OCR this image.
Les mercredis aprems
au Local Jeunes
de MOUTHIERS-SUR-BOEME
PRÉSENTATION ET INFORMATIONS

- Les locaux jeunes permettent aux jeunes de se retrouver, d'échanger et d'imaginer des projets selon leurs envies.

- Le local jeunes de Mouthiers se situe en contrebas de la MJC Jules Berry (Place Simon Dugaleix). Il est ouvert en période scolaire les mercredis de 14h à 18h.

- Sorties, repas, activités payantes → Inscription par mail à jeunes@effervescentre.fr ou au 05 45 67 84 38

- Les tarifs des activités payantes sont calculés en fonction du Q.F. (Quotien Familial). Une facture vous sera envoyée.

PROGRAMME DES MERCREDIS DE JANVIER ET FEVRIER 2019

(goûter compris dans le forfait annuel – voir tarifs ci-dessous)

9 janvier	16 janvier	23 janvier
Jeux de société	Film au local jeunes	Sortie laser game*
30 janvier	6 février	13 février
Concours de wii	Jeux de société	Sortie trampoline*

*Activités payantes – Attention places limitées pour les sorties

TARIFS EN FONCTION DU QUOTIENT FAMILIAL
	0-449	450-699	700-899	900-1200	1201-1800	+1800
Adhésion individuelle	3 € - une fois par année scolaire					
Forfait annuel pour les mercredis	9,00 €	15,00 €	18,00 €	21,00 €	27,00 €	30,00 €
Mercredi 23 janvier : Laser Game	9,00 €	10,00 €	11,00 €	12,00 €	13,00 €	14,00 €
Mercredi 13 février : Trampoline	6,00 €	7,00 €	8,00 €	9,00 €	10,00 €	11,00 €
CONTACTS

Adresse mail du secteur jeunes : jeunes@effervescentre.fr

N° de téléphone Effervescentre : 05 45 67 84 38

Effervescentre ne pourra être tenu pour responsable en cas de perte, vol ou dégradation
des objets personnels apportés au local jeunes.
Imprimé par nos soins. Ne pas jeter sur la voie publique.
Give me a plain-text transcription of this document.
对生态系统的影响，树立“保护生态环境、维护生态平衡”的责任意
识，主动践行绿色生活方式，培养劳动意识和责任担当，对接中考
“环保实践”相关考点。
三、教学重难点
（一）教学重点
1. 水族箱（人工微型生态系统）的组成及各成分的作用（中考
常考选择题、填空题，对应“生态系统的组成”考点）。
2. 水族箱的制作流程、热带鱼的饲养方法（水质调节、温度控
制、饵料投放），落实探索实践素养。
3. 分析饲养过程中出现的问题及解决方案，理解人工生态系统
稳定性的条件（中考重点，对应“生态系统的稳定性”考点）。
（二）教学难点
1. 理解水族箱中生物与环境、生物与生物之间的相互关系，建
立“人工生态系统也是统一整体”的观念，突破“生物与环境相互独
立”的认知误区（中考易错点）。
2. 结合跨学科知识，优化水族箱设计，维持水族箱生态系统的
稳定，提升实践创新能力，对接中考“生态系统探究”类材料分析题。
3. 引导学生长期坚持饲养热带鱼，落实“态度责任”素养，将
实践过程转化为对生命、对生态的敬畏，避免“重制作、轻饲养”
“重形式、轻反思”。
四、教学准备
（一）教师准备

#####

:: What you have to do ::
Check each line of the records for the word "pour", and show the lines that contain it.

:: Finished task ::
*Activités payantes – Attention places limitées pour les sorties
Forfait annuel pour les mercredis	9,00 €	15,00 €	18,00 €	21,00 €	27,00 €	30,00 €
Effervescentre ne pourra être tenu pour responsable en cas de perte, vol ou dégradation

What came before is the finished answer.